(Data listing)
################

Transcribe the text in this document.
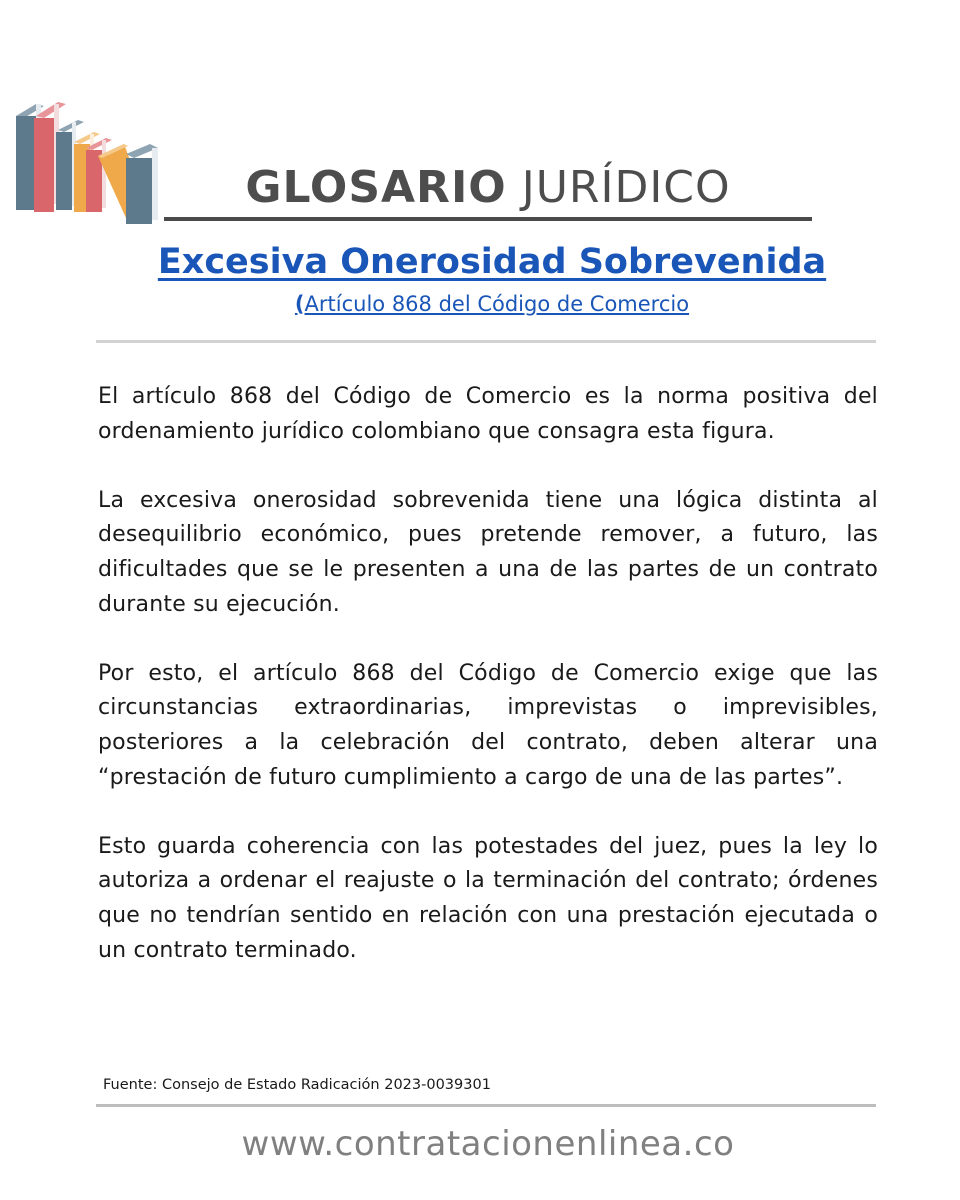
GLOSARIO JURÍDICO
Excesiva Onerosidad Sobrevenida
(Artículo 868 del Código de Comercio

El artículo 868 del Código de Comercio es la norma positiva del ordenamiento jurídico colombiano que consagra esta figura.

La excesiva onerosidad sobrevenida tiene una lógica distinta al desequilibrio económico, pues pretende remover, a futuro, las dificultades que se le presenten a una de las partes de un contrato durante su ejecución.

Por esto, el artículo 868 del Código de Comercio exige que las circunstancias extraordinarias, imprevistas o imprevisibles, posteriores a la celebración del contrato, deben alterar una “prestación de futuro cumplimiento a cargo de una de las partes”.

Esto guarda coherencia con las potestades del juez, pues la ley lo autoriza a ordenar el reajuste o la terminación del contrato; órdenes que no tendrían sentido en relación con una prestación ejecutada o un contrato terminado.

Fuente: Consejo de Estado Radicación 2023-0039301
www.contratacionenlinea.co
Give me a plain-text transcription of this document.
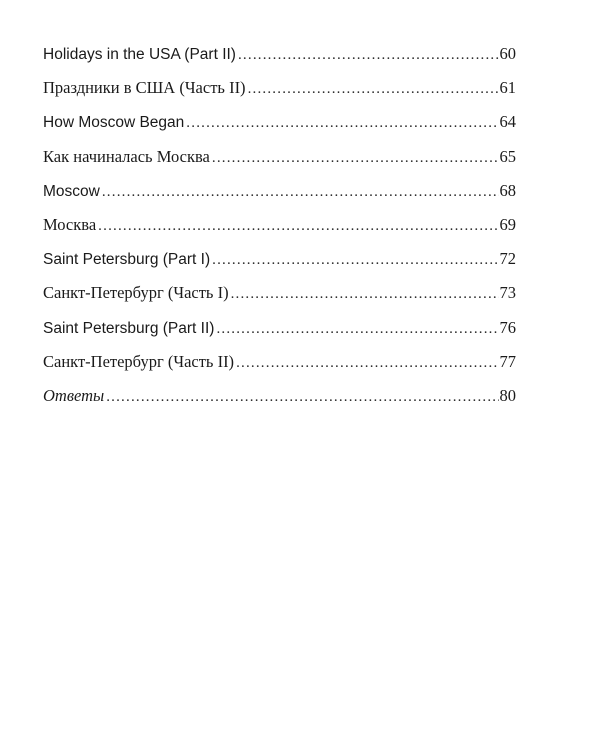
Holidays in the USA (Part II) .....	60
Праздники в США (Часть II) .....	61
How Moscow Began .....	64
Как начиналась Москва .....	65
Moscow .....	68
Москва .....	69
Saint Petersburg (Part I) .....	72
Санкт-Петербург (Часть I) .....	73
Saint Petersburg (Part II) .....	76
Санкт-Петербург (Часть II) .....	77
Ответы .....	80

################

_EXERCISE DESCRIPTION_: List every line above that holds the word "Часть".

_TASK ANSWER_:
Праздники в США (Часть II) .....	61
Санкт-Петербург (Часть I) .....	73
Санкт-Петербург (Часть II) .....	77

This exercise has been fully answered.